The request: Rewrite the lines of each item as a numbered list, leaving out any blank lines.

Records supplied:
☆ ☆ ☆ ☆

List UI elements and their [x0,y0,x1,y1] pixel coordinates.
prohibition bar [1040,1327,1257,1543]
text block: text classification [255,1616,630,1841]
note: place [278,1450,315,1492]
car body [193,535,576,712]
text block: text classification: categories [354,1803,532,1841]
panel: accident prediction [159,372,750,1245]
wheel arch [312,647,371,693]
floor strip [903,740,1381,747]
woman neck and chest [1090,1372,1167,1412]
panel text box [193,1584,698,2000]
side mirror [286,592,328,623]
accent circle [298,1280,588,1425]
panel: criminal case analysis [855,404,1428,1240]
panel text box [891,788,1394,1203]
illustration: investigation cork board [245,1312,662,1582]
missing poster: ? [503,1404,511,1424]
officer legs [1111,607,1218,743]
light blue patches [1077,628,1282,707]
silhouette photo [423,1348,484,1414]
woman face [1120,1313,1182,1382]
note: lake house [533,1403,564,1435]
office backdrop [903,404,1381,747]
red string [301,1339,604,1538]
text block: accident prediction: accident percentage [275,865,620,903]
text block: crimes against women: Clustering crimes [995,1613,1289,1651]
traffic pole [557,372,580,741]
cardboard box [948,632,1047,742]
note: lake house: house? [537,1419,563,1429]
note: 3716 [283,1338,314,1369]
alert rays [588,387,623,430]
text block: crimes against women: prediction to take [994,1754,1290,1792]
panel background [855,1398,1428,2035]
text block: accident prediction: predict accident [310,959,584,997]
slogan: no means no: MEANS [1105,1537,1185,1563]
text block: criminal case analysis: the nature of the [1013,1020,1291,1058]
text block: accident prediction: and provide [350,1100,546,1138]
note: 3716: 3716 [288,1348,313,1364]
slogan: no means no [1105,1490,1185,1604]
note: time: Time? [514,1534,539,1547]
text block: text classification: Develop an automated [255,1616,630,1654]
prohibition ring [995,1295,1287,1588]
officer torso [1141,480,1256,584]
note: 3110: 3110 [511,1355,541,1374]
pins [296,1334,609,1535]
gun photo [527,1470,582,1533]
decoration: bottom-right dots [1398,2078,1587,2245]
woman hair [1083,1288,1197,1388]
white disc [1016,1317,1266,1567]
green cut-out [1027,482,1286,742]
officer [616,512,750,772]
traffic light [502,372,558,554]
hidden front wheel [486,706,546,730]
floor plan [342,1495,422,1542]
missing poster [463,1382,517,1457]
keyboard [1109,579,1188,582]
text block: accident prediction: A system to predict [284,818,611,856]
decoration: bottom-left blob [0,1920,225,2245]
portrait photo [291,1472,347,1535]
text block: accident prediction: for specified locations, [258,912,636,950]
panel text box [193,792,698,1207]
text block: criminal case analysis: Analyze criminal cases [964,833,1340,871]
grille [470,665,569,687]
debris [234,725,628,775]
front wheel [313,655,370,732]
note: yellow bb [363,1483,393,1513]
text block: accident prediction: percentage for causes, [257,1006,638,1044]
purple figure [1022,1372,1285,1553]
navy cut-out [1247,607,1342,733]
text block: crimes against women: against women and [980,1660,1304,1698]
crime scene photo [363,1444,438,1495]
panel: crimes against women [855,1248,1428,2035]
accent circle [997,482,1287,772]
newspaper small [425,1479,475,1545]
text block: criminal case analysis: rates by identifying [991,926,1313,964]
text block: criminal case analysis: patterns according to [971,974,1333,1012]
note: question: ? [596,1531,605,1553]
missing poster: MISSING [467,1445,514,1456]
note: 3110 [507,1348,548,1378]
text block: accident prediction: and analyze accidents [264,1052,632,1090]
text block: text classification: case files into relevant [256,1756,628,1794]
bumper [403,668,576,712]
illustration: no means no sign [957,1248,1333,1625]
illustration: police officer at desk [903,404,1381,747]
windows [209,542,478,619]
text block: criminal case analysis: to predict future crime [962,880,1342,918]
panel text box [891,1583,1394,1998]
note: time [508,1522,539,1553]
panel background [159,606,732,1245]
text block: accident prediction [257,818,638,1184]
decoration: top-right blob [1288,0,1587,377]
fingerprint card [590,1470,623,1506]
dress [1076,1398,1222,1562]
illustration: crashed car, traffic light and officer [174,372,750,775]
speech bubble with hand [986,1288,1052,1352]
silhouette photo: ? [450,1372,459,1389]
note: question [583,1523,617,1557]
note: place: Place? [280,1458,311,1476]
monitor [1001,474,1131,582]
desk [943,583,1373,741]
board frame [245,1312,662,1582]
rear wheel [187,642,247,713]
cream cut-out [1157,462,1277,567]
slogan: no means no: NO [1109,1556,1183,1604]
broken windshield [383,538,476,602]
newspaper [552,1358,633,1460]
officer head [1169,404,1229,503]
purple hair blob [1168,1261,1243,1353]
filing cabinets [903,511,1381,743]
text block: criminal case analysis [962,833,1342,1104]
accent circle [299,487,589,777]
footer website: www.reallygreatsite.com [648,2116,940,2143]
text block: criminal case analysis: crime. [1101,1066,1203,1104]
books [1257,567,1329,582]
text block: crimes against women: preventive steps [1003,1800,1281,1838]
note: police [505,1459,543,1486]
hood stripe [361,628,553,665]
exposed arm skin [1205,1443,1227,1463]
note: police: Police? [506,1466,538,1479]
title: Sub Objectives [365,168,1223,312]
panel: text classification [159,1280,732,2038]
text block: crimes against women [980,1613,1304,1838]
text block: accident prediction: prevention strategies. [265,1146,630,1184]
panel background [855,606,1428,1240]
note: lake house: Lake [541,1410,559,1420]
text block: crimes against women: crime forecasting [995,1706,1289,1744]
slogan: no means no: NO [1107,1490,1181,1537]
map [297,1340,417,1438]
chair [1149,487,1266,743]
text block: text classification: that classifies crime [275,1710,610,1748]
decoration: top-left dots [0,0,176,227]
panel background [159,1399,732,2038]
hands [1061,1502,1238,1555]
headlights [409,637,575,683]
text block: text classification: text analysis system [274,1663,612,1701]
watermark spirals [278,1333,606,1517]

☆ ☆ ☆ ☆

Task solution:
1. List UI elements and their [x0,y0,x1,y1] pixel coordinates.
2. prohibition bar [1040,1327,1257,1543]
3. text block: text classification [255,1616,630,1841]
4. note: place [278,1450,315,1492]
5. car body [193,535,576,712]
6. text block: text classification: categories [354,1803,532,1841]
7. panel: accident prediction [159,372,750,1245]
8. wheel arch [312,647,371,693]
9. floor strip [903,740,1381,747]
10. woman neck and chest [1090,1372,1167,1412]
11. panel text box [193,1584,698,2000]
12. side mirror [286,592,328,623]
13. accent circle [298,1280,588,1425]
14. panel: criminal case analysis [855,404,1428,1240]
15. panel text box [891,788,1394,1203]
16. illustration: investigation cork board [245,1312,662,1582]
17. missing poster: ? [503,1404,511,1424]
18. officer legs [1111,607,1218,743]
19. light blue patches [1077,628,1282,707]
20. silhouette photo [423,1348,484,1414]
21. woman face [1120,1313,1182,1382]
22. note: lake house [533,1403,564,1435]
23. office backdrop [903,404,1381,747]
24. red string [301,1339,604,1538]
25. text block: accident prediction: accident percentage [275,865,620,903]
26. text block: crimes against women: Clustering crimes [995,1613,1289,1651]
27. traffic pole [557,372,580,741]
28. cardboard box [948,632,1047,742]
29. note: lake house: house? [537,1419,563,1429]
30. note: 3716 [283,1338,314,1369]
31. alert rays [588,387,623,430]
32. text block: crimes against women: prediction to take [994,1754,1290,1792]
33. panel background [855,1398,1428,2035]
34. text block: accident prediction: predict accident [310,959,584,997]
35. slogan: no means no: MEANS [1105,1537,1185,1563]
36. text block: criminal case analysis: the nature of the [1013,1020,1291,1058]
37. text block: accident prediction: and provide [350,1100,546,1138]
38. note: 3716: 3716 [288,1348,313,1364]
39. slogan: no means no [1105,1490,1185,1604]
40. note: time: Time? [514,1534,539,1547]
41. text block: text classification: Develop an automated [255,1616,630,1654]
42. prohibition ring [995,1295,1287,1588]
43. officer torso [1141,480,1256,584]
44. note: 3110: 3110 [511,1355,541,1374]
45. pins [296,1334,609,1535]
46. gun photo [527,1470,582,1533]
47. decoration: bottom-right dots [1398,2078,1587,2245]
48. woman hair [1083,1288,1197,1388]
49. white disc [1016,1317,1266,1567]
50. green cut-out [1027,482,1286,742]
51. officer [616,512,750,772]
52. traffic light [502,372,558,554]
53. hidden front wheel [486,706,546,730]
54. floor plan [342,1495,422,1542]
55. missing poster [463,1382,517,1457]
56. keyboard [1109,579,1188,582]
57. text block: accident prediction: A system to predict [284,818,611,856]
58. decoration: bottom-left blob [0,1920,225,2245]
59. portrait photo [291,1472,347,1535]
60. text block: accident prediction: for specified locations, [258,912,636,950]
61. panel text box [193,792,698,1207]
62. text block: criminal case analysis: Analyze criminal cases [964,833,1340,871]
63. grille [470,665,569,687]
64. debris [234,725,628,775]
65. front wheel [313,655,370,732]
66. note: yellow bb [363,1483,393,1513]
67. text block: accident prediction: percentage for causes, [257,1006,638,1044]
68. purple figure [1022,1372,1285,1553]
69. navy cut-out [1247,607,1342,733]
70. text block: crimes against women: against women and [980,1660,1304,1698]
71. crime scene photo [363,1444,438,1495]
72. panel: crimes against women [855,1248,1428,2035]
73. accent circle [997,482,1287,772]
74. newspaper small [425,1479,475,1545]
75. text block: criminal case analysis: rates by identifying [991,926,1313,964]
76. text block: criminal case analysis: patterns according to [971,974,1333,1012]
77. note: question: ? [596,1531,605,1553]
78. missing poster: MISSING [467,1445,514,1456]
79. note: 3110 [507,1348,548,1378]
80. text block: accident prediction: and analyze accidents [264,1052,632,1090]
81. text block: text classification: case files into relevant [256,1756,628,1794]
82. bumper [403,668,576,712]
83. illustration: no means no sign [957,1248,1333,1625]
84. illustration: police officer at desk [903,404,1381,747]
85. windows [209,542,478,619]
86. text block: criminal case analysis: to predict future crime [962,880,1342,918]
87. panel text box [891,1583,1394,1998]
88. note: time [508,1522,539,1553]
89. panel background [159,606,732,1245]
90. text block: accident prediction [257,818,638,1184]
91. decoration: top-right blob [1288,0,1587,377]
92. fingerprint card [590,1470,623,1506]
93. dress [1076,1398,1222,1562]
94. illustration: crashed car, traffic light and officer [174,372,750,775]
95. speech bubble with hand [986,1288,1052,1352]
96. silhouette photo: ? [450,1372,459,1389]
97. note: question [583,1523,617,1557]
98. note: place: Place? [280,1458,311,1476]
99. monitor [1001,474,1131,582]
100. desk [943,583,1373,741]
101. board frame [245,1312,662,1582]
102. rear wheel [187,642,247,713]
103. cream cut-out [1157,462,1277,567]
104. slogan: no means no: NO [1109,1556,1183,1604]
105. broken windshield [383,538,476,602]
106. newspaper [552,1358,633,1460]
107. officer head [1169,404,1229,503]
108. purple hair blob [1168,1261,1243,1353]
109. filing cabinets [903,511,1381,743]
110. text block: criminal case analysis [962,833,1342,1104]
111. accent circle [299,487,589,777]
112. footer website: www.reallygreatsite.com [648,2116,940,2143]
113. text block: criminal case analysis: crime. [1101,1066,1203,1104]
114. books [1257,567,1329,582]
115. text block: crimes against women: preventive steps [1003,1800,1281,1838]
116. note: police [505,1459,543,1486]
117. hood stripe [361,628,553,665]
118. exposed arm skin [1205,1443,1227,1463]
119. note: police: Police? [506,1466,538,1479]
120. title: Sub Objectives [365,168,1223,312]
121. panel: text classification [159,1280,732,2038]
122. text block: crimes against women [980,1613,1304,1838]
123. text block: accident prediction: prevention strategies. [265,1146,630,1184]
124. panel background [855,606,1428,1240]
125. note: lake house: Lake [541,1410,559,1420]
126. text block: crimes against women: crime forecasting [995,1706,1289,1744]
127. slogan: no means no: NO [1107,1490,1181,1537]
128. map [297,1340,417,1438]
129. chair [1149,487,1266,743]
130. text block: text classification: that classifies crime [275,1710,610,1748]
131. decoration: top-left dots [0,0,176,227]
132. panel background [159,1399,732,2038]
133. hands [1061,1502,1238,1555]
134. headlights [409,637,575,683]
135. text block: text classification: text analysis system [274,1663,612,1701]
136. watermark spirals [278,1333,606,1517]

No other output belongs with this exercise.